### Aufgabe A
Beantworte anhand des Textauszugs über den Brückenaufstieg in Sydney diese Fragen:
(i) Wie viele Personen umfasst laut Text ungefähr eine Gruppe?
(ii) Von wie vielen Fahrzeugen wird die Brücke täglich befahren?
(iii) Worüber ist der Brückenbesteiger permanent mit der Führerin oder dem Führer verbunden?
### Aufgabe B
Tippe aus dem Textauszug über den Brückenaufstieg in Sydney die Stelle zwischen „Weder Brille noch“ und „dem Führer verbunden.“ wortgetreu ab, beide Stellen eingeschlossen.
### Aufgabe C
Schreibe den Textauszug über den Brückenaufstieg in Sydney im Anschluss an seinen letzten Satz weiter.

Foto: BridgeClimb Sydney

Gruppen von zirka zehn Personen in einem Abstand von wenigen Minuten in und über die Tragkonstruktion der Brücke zu führen, erlaubt nicht den geringsten Fehler - immerhin wird diese täglich von mehr als 200.000 Fahrzeugen frequentiert. Und das bringt zwangsweise die einzige Enttäuschung für den Fotografiebegeisterten mit sich: Die Kamera kommt nicht auf die Brücke mit, genauso wenig wie die Armbanduhr oder der Haarreif. Jeder noch so kleine Gegenstand, der auf die dicht befahrene Straße fällt, könnte eine Katastrophe auslösen.

Foto: BridgeClimb Sydney

Weder Brille noch Sonnenkappe, mit dem bereitgestellten Overall untrennbar verbunden wie der Geldkoffer eines Boten mit seinem Träger, können den Weg in die Tiefe antreten. Auch der Stadtabenteurer selbst kann nicht verloren gehen. Mit einem speziellen Geschirr wird er in ein Stahlseil eingeklinkt, das gleichzeitig den Brückenpfad vorgibt. Über ein - ebenfalls gut gesichertes - Funkgerät mit Kopfhörer ist der Brückenbesteiger permanent mit der Führerin oder dem Führer verbunden.

### Die Daten
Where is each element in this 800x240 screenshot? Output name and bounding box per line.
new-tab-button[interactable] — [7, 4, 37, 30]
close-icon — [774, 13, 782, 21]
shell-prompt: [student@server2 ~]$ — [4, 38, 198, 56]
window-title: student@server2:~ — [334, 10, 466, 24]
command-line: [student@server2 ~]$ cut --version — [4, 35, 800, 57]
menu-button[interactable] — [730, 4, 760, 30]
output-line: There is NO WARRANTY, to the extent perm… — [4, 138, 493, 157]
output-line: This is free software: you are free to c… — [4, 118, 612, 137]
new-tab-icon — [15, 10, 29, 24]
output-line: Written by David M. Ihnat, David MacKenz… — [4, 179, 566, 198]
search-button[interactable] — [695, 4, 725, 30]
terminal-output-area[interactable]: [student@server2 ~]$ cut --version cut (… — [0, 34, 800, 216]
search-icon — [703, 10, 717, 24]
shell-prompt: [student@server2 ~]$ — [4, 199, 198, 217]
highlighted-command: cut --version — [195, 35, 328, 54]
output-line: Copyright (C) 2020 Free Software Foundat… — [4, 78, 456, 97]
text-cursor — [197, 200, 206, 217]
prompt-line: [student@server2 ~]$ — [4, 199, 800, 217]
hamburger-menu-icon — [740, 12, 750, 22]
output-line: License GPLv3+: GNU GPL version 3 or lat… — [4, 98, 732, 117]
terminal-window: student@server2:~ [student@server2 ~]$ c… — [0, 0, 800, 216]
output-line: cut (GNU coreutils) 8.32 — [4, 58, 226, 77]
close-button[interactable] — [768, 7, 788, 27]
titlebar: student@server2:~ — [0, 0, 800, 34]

### Antwort A
(i) Zirka zehn Personen.
(ii) Von mehr als 200.000 Fahrzeugen.
(iii) Über ein gut gesichertes Funkgerät mit Kopfhörer.

### Antwort B
Weder Brille noch Sonnenkappe, mit dem bereitgestellten Overall untrennbar verbunden wie der Geldkoffer eines Boten mit seinem Träger, können den Weg in die Tiefe antreten. Auch der Stadtabenteurer selbst kann nicht verloren gehen. Mit einem speziellen Geschirr wird er in ein Stahlseil eingeklinkt, das gleichzeitig den Brückenpfad vorgibt. Über ein - ebenfalls gut gesichertes - Funkgerät mit Kopfhörer ist der Brückenbesteiger permanent mit der Führerin oder dem Führer verbunden.

### Antwort C
Foto: BridgeClimb Sydney

So erfährt man bei jedem der vielen Stopps Wissenswertes über die Brücke und über Sydney und erhält kompetente Antworten auf die vielen Fragen, die sich auf dem Weg zu dem 134 Meter hoch gelegenen Scheitelpunkt des Brückenbogens ergeben. Der höchste Punkt dieser Wanderung beschert einem nicht nur einen überwältigenden Blick auf Sydney Harbour, die Oper und die Stadt, sondern ein ganz spezielles Gefühl. Und dieses Gefühl heißt definitiv nicht Höhenangst!

Foto: BridgeClimb Sydney

Die Breite der Konstruktion und die Sicherungsmaßnahmen lassen einem keine Chance, sich einer eventuell vorhandenen Phobie hinzugeben. Eine leichte Beklemmung löst höchstens der Preis aus, der den zahlreichen Erklimmwilligen für das dreieinhalbstündige Stadtabenteuer abverlangt wird: immerhin rund 70 Euro. (Der Standard/
rondo/13/12/2002)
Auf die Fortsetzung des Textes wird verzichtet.